● DATASET ENTRIES

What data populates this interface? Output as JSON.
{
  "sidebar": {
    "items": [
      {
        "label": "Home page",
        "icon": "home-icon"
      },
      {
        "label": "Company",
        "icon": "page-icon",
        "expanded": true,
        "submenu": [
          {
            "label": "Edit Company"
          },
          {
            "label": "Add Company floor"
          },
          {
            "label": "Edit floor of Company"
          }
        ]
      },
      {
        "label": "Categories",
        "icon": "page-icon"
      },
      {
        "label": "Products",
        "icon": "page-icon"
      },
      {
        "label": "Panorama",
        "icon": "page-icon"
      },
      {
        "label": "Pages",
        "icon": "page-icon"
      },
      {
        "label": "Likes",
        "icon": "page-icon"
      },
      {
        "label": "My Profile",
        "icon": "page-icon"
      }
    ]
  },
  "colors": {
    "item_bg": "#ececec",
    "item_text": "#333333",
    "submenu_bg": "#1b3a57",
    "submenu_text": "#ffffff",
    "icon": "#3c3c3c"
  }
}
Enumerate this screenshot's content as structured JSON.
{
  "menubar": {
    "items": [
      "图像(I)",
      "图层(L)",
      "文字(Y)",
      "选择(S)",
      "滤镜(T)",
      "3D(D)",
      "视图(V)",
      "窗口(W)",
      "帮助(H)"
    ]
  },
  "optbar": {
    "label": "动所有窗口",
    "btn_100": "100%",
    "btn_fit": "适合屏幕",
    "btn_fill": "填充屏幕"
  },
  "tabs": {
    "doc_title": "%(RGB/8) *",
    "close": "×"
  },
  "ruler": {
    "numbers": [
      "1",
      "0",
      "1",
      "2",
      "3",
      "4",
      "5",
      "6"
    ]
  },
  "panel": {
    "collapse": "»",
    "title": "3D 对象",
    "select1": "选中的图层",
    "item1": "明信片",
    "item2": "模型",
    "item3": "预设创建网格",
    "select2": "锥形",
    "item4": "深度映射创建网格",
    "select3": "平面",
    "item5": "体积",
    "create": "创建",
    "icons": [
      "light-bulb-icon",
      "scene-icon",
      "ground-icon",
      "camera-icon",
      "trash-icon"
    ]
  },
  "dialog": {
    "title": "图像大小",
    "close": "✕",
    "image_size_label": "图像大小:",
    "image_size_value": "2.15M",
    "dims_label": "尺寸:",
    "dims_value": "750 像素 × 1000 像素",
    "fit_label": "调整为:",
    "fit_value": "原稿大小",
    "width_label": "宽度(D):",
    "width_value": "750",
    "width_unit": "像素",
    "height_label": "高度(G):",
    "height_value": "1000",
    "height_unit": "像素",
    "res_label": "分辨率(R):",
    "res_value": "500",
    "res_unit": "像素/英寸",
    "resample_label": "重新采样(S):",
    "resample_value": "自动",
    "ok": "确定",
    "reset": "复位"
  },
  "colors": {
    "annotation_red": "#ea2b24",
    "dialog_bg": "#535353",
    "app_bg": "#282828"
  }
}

● TASK PROMPT
Write every line of the material above again, exactly.

● IN RESPONSE
What data populates this interface? Output as JSON.
{
  "sidebar": {
    "items": [
      {
        "label": "Home page",
        "icon": "home-icon"
      },
      {
        "label": "Company",
        "icon": "page-icon",
        "expanded": true,
        "submenu": [
          {
            "label": "Edit Company"
          },
          {
            "label": "Add Company floor"
          },
          {
            "label": "Edit floor of Company"
          }
        ]
      },
      {
        "label": "Categories",
        "icon": "page-icon"
      },
      {
        "label": "Products",
        "icon": "page-icon"
      },
      {
        "label": "Panorama",
        "icon": "page-icon"
      },
      {
        "label": "Pages",
        "icon": "page-icon"
      },
      {
        "label": "Likes",
        "icon": "page-icon"
      },
      {
        "label": "My Profile",
        "icon": "page-icon"
      }
    ]
  },
  "colors": {
    "item_bg": "#ececec",
    "item_text": "#333333",
    "submenu_bg": "#1b3a57",
    "submenu_text": "#ffffff",
    "icon": "#3c3c3c"
  }
}
Enumerate this screenshot's content as structured JSON.
{
  "menubar": {
    "items": [
      "图像(I)",
      "图层(L)",
      "文字(Y)",
      "选择(S)",
      "滤镜(T)",
      "3D(D)",
      "视图(V)",
      "窗口(W)",
      "帮助(H)"
    ]
  },
  "optbar": {
    "label": "动所有窗口",
    "btn_100": "100%",
    "btn_fit": "适合屏幕",
    "btn_fill": "填充屏幕"
  },
  "tabs": {
    "doc_title": "%(RGB/8) *",
    "close": "×"
  },
  "ruler": {
    "numbers": [
      "1",
      "0",
      "1",
      "2",
      "3",
      "4",
      "5",
      "6"
    ]
  },
  "panel": {
    "collapse": "»",
    "title": "3D 对象",
    "select1": "选中的图层",
    "item1": "明信片",
    "item2": "模型",
    "item3": "预设创建网格",
    "select2": "锥形",
    "item4": "深度映射创建网格",
    "select3": "平面",
    "item5": "体积",
    "create": "创建",
    "icons": [
      "light-bulb-icon",
      "scene-icon",
      "ground-icon",
      "camera-icon",
      "trash-icon"
    ]
  },
  "dialog": {
    "title": "图像大小",
    "close": "✕",
    "image_size_label": "图像大小:",
    "image_size_value": "2.15M",
    "dims_label": "尺寸:",
    "dims_value": "750 像素 × 1000 像素",
    "fit_label": "调整为:",
    "fit_value": "原稿大小",
    "width_label": "宽度(D):",
    "width_value": "750",
    "width_unit": "像素",
    "height_label": "高度(G):",
    "height_value": "1000",
    "height_unit": "像素",
    "res_label": "分辨率(R):",
    "res_value": "500",
    "res_unit": "像素/英寸",
    "resample_label": "重新采样(S):",
    "resample_value": "自动",
    "ok": "确定",
    "reset": "复位"
  },
  "colors": {
    "annotation_red": "#ea2b24",
    "dialog_bg": "#535353",
    "app_bg": "#282828"
  }
}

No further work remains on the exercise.